> **Working data**:
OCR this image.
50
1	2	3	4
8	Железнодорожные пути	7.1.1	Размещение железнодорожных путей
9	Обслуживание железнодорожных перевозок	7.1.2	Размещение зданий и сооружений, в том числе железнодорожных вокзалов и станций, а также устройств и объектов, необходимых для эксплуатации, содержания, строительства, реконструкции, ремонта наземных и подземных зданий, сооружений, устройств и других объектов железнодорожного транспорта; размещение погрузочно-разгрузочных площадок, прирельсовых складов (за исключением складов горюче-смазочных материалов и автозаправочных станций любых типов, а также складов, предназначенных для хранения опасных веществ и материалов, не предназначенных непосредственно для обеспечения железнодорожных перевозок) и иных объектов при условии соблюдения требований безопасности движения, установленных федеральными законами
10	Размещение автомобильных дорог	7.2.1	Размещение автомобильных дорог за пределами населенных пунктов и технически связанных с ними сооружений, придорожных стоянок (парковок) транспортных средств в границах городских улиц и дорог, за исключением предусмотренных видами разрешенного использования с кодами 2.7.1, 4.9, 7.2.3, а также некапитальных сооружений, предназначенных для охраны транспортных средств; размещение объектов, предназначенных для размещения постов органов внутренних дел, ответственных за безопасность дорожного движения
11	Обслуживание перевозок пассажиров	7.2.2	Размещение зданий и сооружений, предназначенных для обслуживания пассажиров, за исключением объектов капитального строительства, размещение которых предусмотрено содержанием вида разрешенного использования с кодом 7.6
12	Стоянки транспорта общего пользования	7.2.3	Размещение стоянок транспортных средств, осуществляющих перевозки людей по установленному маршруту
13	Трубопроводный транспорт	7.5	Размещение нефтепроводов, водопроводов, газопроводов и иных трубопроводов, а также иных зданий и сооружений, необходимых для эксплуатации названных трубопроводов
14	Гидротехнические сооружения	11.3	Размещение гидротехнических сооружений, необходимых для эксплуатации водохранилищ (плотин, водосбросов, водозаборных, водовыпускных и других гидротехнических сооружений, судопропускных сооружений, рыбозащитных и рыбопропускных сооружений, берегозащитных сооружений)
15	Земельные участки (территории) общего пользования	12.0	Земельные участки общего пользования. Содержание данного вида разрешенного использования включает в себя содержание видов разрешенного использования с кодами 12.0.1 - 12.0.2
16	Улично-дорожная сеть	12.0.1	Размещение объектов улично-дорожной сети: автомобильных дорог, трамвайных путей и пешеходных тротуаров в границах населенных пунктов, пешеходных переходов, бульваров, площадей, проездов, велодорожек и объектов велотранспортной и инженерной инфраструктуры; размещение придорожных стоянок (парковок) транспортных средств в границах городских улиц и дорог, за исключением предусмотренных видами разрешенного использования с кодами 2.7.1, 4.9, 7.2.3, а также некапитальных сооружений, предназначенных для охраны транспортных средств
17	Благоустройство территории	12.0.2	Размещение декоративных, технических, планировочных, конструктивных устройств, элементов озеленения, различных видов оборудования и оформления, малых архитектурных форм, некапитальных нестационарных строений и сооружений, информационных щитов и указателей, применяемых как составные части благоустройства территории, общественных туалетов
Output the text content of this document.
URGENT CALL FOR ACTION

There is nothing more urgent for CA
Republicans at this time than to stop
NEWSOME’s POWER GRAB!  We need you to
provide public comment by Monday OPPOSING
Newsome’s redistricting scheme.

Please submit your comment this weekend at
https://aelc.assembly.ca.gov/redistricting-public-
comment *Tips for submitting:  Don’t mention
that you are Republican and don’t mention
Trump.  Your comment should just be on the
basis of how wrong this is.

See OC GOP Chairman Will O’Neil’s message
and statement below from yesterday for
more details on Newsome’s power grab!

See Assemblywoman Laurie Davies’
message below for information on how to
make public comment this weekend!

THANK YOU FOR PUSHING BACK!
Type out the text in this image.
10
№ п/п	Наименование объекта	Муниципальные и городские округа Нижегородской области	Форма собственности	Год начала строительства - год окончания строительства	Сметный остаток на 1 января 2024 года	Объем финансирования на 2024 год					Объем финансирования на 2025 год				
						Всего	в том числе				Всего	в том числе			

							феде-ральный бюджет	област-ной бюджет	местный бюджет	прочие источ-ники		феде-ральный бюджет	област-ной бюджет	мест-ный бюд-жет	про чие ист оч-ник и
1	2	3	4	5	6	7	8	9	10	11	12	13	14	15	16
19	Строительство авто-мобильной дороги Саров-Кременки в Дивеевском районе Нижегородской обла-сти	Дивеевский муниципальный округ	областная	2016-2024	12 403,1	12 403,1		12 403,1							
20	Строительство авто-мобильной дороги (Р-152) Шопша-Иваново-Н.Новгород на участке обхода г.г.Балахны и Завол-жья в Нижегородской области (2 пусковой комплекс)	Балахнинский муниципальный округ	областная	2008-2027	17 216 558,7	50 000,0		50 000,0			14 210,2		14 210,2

> **What this task involves**: The whole listing above needs to be written out again exactly.

> **Response to this task**:
OCR this image.
50
1	2	3	4
8	Железнодорожные пути	7.1.1	Размещение железнодорожных путей
9	Обслуживание железнодорожных перевозок	7.1.2	Размещение зданий и сооружений, в том числе железнодорожных вокзалов и станций, а также устройств и объектов, необходимых для эксплуатации, содержания, строительства, реконструкции, ремонта наземных и подземных зданий, сооружений, устройств и других объектов железнодорожного транспорта; размещение погрузочно-разгрузочных площадок, прирельсовых складов (за исключением складов горюче-смазочных материалов и автозаправочных станций любых типов, а также складов, предназначенных для хранения опасных веществ и материалов, не предназначенных непосредственно для обеспечения железнодорожных перевозок) и иных объектов при условии соблюдения требований безопасности движения, установленных федеральными законами
10	Размещение автомобильных дорог	7.2.1	Размещение автомобильных дорог за пределами населенных пунктов и технически связанных с ними сооружений, придорожных стоянок (парковок) транспортных средств в границах городских улиц и дорог, за исключением предусмотренных видами разрешенного использования с кодами 2.7.1, 4.9, 7.2.3, а также некапитальных сооружений, предназначенных для охраны транспортных средств; размещение объектов, предназначенных для размещения постов органов внутренних дел, ответственных за безопасность дорожного движения
11	Обслуживание перевозок пассажиров	7.2.2	Размещение зданий и сооружений, предназначенных для обслуживания пассажиров, за исключением объектов капитального строительства, размещение которых предусмотрено содержанием вида разрешенного использования с кодом 7.6
12	Стоянки транспорта общего пользования	7.2.3	Размещение стоянок транспортных средств, осуществляющих перевозки людей по установленному маршруту
13	Трубопроводный транспорт	7.5	Размещение нефтепроводов, водопроводов, газопроводов и иных трубопроводов, а также иных зданий и сооружений, необходимых для эксплуатации названных трубопроводов
14	Гидротехнические сооружения	11.3	Размещение гидротехнических сооружений, необходимых для эксплуатации водохранилищ (плотин, водосбросов, водозаборных, водовыпускных и других гидротехнических сооружений, судопропускных сооружений, рыбозащитных и рыбопропускных сооружений, берегозащитных сооружений)
15	Земельные участки (территории) общего пользования	12.0	Земельные участки общего пользования. Содержание данного вида разрешенного использования включает в себя содержание видов разрешенного использования с кодами 12.0.1 - 12.0.2
16	Улично-дорожная сеть	12.0.1	Размещение объектов улично-дорожной сети: автомобильных дорог, трамвайных путей и пешеходных тротуаров в границах населенных пунктов, пешеходных переходов, бульваров, площадей, проездов, велодорожек и объектов велотранспортной и инженерной инфраструктуры; размещение придорожных стоянок (парковок) транспортных средств в границах городских улиц и дорог, за исключением предусмотренных видами разрешенного использования с кодами 2.7.1, 4.9, 7.2.3, а также некапитальных сооружений, предназначенных для охраны транспортных средств
17	Благоустройство территории	12.0.2	Размещение декоративных, технических, планировочных, конструктивных устройств, элементов озеленения, различных видов оборудования и оформления, малых архитектурных форм, некапитальных нестационарных строений и сооружений, информационных щитов и указателей, применяемых как составные части благоустройства территории, общественных туалетов
Output the text content of this document.
URGENT CALL FOR ACTION

There is nothing more urgent for CA
Republicans at this time than to stop
NEWSOME’s POWER GRAB!  We need you to
provide public comment by Monday OPPOSING
Newsome’s redistricting scheme.

Please submit your comment this weekend at
https://aelc.assembly.ca.gov/redistricting-public-
comment *Tips for submitting:  Don’t mention
that you are Republican and don’t mention
Trump.  Your comment should just be on the
basis of how wrong this is.

See OC GOP Chairman Will O’Neil’s message
and statement below from yesterday for
more details on Newsome’s power grab!

See Assemblywoman Laurie Davies’
message below for information on how to
make public comment this weekend!

THANK YOU FOR PUSHING BACK!
Type out the text in this image.
10
№ п/п	Наименование объекта	Муниципальные и городские округа Нижегородской области	Форма собственности	Год начала строительства - год окончания строительства	Сметный остаток на 1 января 2024 года	Объем финансирования на 2024 год					Объем финансирования на 2025 год				
						Всего	в том числе				Всего	в том числе			

							феде-ральный бюджет	област-ной бюджет	местный бюджет	прочие источ-ники		феде-ральный бюджет	област-ной бюджет	мест-ный бюд-жет	про чие ист оч-ник и
1	2	3	4	5	6	7	8	9	10	11	12	13	14	15	16
19	Строительство авто-мобильной дороги Саров-Кременки в Дивеевском районе Нижегородской обла-сти	Дивеевский муниципальный округ	областная	2016-2024	12 403,1	12 403,1		12 403,1							
20	Строительство авто-мобильной дороги (Р-152) Шопша-Иваново-Н.Новгород на участке обхода г.г.Балахны и Завол-жья в Нижегородской области (2 пусковой комплекс)	Балахнинский муниципальный округ	областная	2008-2027	17 216 558,7	50 000,0		50 000,0			14 210,2		14 210,2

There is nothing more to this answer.